* begin THE DATA *

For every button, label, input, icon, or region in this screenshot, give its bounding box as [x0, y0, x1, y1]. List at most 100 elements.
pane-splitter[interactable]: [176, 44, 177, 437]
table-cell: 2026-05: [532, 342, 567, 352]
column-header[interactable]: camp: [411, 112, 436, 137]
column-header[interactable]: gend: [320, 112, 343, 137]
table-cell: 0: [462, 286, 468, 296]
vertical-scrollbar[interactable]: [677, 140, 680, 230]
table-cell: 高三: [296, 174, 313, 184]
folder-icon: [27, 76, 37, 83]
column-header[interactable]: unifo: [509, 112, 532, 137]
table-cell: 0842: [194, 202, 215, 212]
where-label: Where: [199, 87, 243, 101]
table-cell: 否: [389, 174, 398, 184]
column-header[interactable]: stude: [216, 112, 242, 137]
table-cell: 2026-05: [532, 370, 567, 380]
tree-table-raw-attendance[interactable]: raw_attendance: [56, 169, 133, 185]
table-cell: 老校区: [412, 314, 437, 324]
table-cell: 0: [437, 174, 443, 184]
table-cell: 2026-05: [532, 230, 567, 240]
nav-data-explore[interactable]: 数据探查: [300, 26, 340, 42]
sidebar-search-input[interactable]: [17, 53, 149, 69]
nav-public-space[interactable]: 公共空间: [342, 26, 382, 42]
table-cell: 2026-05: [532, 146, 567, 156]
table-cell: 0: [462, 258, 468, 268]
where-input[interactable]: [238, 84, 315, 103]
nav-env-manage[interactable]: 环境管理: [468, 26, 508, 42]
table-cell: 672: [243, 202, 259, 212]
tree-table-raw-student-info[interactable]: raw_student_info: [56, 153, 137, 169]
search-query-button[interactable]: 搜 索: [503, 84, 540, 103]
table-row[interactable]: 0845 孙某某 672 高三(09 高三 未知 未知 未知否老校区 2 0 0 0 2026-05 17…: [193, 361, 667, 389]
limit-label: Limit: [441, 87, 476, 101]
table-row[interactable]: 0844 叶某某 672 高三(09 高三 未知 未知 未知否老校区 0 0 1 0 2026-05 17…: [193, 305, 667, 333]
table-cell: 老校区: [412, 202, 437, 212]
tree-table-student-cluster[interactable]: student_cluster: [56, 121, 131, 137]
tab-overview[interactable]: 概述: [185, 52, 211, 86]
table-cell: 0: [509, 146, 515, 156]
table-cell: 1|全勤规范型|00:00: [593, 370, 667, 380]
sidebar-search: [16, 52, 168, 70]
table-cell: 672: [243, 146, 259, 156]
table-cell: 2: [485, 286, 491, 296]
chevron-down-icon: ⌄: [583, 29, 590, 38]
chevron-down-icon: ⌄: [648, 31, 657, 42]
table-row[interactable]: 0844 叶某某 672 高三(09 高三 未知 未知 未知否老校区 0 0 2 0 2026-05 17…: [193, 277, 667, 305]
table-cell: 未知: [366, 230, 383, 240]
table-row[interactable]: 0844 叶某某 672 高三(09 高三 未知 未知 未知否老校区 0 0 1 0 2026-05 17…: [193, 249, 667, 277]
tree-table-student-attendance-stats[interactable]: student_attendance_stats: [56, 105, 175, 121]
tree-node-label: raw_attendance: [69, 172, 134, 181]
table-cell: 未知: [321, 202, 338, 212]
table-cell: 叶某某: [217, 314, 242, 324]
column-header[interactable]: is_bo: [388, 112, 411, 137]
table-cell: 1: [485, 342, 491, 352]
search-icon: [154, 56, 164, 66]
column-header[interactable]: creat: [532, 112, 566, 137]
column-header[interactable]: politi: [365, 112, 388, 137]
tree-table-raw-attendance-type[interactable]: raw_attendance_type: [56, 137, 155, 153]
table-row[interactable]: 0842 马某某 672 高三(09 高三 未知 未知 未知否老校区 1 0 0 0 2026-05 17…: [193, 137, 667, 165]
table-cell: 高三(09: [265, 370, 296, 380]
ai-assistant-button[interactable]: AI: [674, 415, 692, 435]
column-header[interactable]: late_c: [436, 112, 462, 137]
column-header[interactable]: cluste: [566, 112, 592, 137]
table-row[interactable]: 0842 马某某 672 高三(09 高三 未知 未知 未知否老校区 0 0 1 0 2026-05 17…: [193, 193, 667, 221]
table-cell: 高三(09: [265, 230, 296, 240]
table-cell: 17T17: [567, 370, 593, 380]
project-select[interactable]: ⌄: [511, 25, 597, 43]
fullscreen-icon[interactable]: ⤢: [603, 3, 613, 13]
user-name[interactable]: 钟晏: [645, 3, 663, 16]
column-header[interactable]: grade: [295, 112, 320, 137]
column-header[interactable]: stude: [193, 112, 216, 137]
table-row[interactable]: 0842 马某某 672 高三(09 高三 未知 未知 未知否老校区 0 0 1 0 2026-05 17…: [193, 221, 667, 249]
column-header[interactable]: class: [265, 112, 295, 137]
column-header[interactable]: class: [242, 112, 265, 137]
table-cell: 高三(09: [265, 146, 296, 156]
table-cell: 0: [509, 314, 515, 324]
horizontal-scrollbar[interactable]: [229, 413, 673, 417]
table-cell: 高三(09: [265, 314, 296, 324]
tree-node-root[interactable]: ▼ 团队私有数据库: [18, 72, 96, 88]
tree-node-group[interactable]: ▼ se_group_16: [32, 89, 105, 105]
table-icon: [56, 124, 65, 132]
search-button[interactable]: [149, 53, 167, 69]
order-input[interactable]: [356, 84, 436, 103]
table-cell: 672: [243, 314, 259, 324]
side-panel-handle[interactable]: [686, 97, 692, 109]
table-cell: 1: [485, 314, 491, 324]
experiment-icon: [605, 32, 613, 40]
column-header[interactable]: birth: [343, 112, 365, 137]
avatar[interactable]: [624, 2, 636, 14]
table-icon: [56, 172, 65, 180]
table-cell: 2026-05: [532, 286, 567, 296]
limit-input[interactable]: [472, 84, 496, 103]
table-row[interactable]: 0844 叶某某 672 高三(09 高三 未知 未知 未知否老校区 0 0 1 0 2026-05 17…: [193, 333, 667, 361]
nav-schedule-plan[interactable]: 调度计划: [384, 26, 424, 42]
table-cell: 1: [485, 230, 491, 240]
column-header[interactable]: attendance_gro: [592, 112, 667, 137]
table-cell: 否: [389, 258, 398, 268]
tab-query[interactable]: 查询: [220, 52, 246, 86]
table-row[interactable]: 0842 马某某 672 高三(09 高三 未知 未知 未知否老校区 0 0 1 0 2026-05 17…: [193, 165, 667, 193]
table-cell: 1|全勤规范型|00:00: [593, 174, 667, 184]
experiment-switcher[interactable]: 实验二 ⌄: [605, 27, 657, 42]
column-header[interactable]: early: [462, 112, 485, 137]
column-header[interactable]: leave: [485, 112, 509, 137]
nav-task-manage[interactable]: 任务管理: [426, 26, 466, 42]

* end THE DATA *

__WRITTEN REQUEST__: Put every line of the rows above into a JSON list of strings, with one string per line and no blank lines.

__PROBLEM SOLUTION__:
[
  "For every button, label, input, icon, or region in this screenshot, give its bounding box as [x0, y0, x1, y1]. List at most 100 elements.",
  "pane-splitter[interactable]: [176, 44, 177, 437]",
  "table-cell: 2026-05: [532, 342, 567, 352]",
  "column-header[interactable]: camp: [411, 112, 436, 137]",
  "column-header[interactable]: gend: [320, 112, 343, 137]",
  "table-cell: 0: [462, 286, 468, 296]",
  "vertical-scrollbar[interactable]: [677, 140, 680, 230]",
  "table-cell: 高三: [296, 174, 313, 184]",
  "folder-icon: [27, 76, 37, 83]",
  "column-header[interactable]: unifo: [509, 112, 532, 137]",
  "table-cell: 0842: [194, 202, 215, 212]",
  "where-label: Where: [199, 87, 243, 101]",
  "table-cell: 否: [389, 174, 398, 184]",
  "column-header[interactable]: stude: [216, 112, 242, 137]",
  "table-cell: 2026-05: [532, 370, 567, 380]",
  "tree-table-raw-attendance[interactable]: raw_attendance: [56, 169, 133, 185]",
  "table-cell: 老校区: [412, 314, 437, 324]",
  "table-cell: 0: [437, 174, 443, 184]",
  "table-cell: 2026-05: [532, 230, 567, 240]",
  "nav-data-explore[interactable]: 数据探查: [300, 26, 340, 42]",
  "sidebar-search-input[interactable]: [17, 53, 149, 69]",
  "nav-public-space[interactable]: 公共空间: [342, 26, 382, 42]",
  "table-cell: 2026-05: [532, 146, 567, 156]",
  "table-cell: 0: [462, 258, 468, 268]",
  "where-input[interactable]: [238, 84, 315, 103]",
  "nav-env-manage[interactable]: 环境管理: [468, 26, 508, 42]",
  "table-cell: 672: [243, 202, 259, 212]",
  "tree-table-raw-student-info[interactable]: raw_student_info: [56, 153, 137, 169]",
  "search-query-button[interactable]: 搜 索: [503, 84, 540, 103]",
  "table-row[interactable]: 0845 孙某某 672 高三(09 高三 未知 未知 未知否老校区 2 0 0 0 2026-05 17…: [193, 361, 667, 389]",
  "limit-label: Limit: [441, 87, 476, 101]",
  "table-row[interactable]: 0844 叶某某 672 高三(09 高三 未知 未知 未知否老校区 0 0 1 0 2026-05 17…: [193, 305, 667, 333]",
  "table-cell: 老校区: [412, 202, 437, 212]",
  "tree-table-student-cluster[interactable]: student_cluster: [56, 121, 131, 137]",
  "tab-overview[interactable]: 概述: [185, 52, 211, 86]",
  "table-cell: 0: [509, 146, 515, 156]",
  "table-cell: 1|全勤规范型|00:00: [593, 370, 667, 380]",
  "sidebar-search: [16, 52, 168, 70]",
  "table-cell: 672: [243, 146, 259, 156]",
  "table-cell: 2: [485, 286, 491, 296]",
  "chevron-down-icon: ⌄: [583, 29, 590, 38]",
  "chevron-down-icon: ⌄: [648, 31, 657, 42]",
  "table-row[interactable]: 0844 叶某某 672 高三(09 高三 未知 未知 未知否老校区 0 0 2 0 2026-05 17…: [193, 277, 667, 305]",
  "table-cell: 未知: [366, 230, 383, 240]",
  "table-row[interactable]: 0844 叶某某 672 高三(09 高三 未知 未知 未知否老校区 0 0 1 0 2026-05 17…: [193, 249, 667, 277]",
  "tree-table-student-attendance-stats[interactable]: student_attendance_stats: [56, 105, 175, 121]",
  "tree-node-label: raw_attendance: [69, 172, 134, 181]",
  "table-cell: 未知: [321, 202, 338, 212]",
  "table-cell: 叶某某: [217, 314, 242, 324]",
  "column-header[interactable]: is_bo: [388, 112, 411, 137]",
  "table-cell: 1: [485, 342, 491, 352]",
  "search-icon: [154, 56, 164, 66]",
  "column-header[interactable]: creat: [532, 112, 566, 137]",
  "column-header[interactable]: politi: [365, 112, 388, 137]",
  "tree-table-raw-attendance-type[interactable]: raw_attendance_type: [56, 137, 155, 153]",
  "table-row[interactable]: 0842 马某某 672 高三(09 高三 未知 未知 未知否老校区 1 0 0 0 2026-05 17…: [193, 137, 667, 165]",
  "table-cell: 高三(09: [265, 370, 296, 380]",
  "ai-assistant-button[interactable]: AI: [674, 415, 692, 435]",
  "column-header[interactable]: late_c: [436, 112, 462, 137]",
  "column-header[interactable]: cluste: [566, 112, 592, 137]",
  "table-row[interactable]: 0842 马某某 672 高三(09 高三 未知 未知 未知否老校区 0 0 1 0 2026-05 17…: [193, 193, 667, 221]",
  "table-cell: 高三(09: [265, 230, 296, 240]",
  "table-cell: 17T17: [567, 370, 593, 380]",
  "project-select[interactable]: ⌄: [511, 25, 597, 43]",
  "fullscreen-icon[interactable]: ⤢: [603, 3, 613, 13]",
  "user-name[interactable]: 钟晏: [645, 3, 663, 16]",
  "column-header[interactable]: grade: [295, 112, 320, 137]",
  "column-header[interactable]: stude: [193, 112, 216, 137]",
  "table-row[interactable]: 0842 马某某 672 高三(09 高三 未知 未知 未知否老校区 0 0 1 0 2026-05 17…: [193, 221, 667, 249]",
  "column-header[interactable]: class: [265, 112, 295, 137]",
  "column-header[interactable]: class: [242, 112, 265, 137]",
  "table-cell: 高三(09: [265, 146, 296, 156]",
  "table-cell: 0: [509, 314, 515, 324]",
  "horizontal-scrollbar[interactable]: [229, 413, 673, 417]",
  "table-cell: 高三(09: [265, 314, 296, 324]",
  "tree-node-root[interactable]: ▼ 团队私有数据库: [18, 72, 96, 88]",
  "tree-node-group[interactable]: ▼ se_group_16: [32, 89, 105, 105]",
  "table-icon: [56, 124, 65, 132]",
  "search-button[interactable]: [149, 53, 167, 69]",
  "order-input[interactable]: [356, 84, 436, 103]",
  "table-cell: 672: [243, 314, 259, 324]",
  "side-panel-handle[interactable]: [686, 97, 692, 109]",
  "table-cell: 1: [485, 314, 491, 324]",
  "experiment-icon: [605, 32, 613, 40]",
  "column-header[interactable]: birth: [343, 112, 365, 137]",
  "avatar[interactable]: [624, 2, 636, 14]",
  "table-icon: [56, 172, 65, 180]",
  "table-cell: 2026-05: [532, 286, 567, 296]",
  "limit-input[interactable]: [472, 84, 496, 103]",
  "table-row[interactable]: 0844 叶某某 672 高三(09 高三 未知 未知 未知否老校区 0 0 1 0 2026-05 17…: [193, 333, 667, 361]",
  "nav-schedule-plan[interactable]: 调度计划: [384, 26, 424, 42]",
  "table-cell: 1: [485, 230, 491, 240]",
  "column-header[interactable]: attendance_gro: [592, 112, 667, 137]",
  "table-cell: 否: [389, 258, 398, 268]",
  "tab-query[interactable]: 查询: [220, 52, 246, 86]",
  "table-row[interactable]: 0842 马某某 672 高三(09 高三 未知 未知 未知否老校区 0 0 1 0 2026-05 17…: [193, 165, 667, 193]",
  "table-cell: 1|全勤规范型|00:00: [593, 174, 667, 184]",
  "experiment-switcher[interactable]: 实验二 ⌄: [605, 27, 657, 42]",
  "column-header[interactable]: early: [462, 112, 485, 137]",
  "column-header[interactable]: leave: [485, 112, 509, 137]",
  "nav-task-manage[interactable]: 任务管理: [426, 26, 466, 42]"
]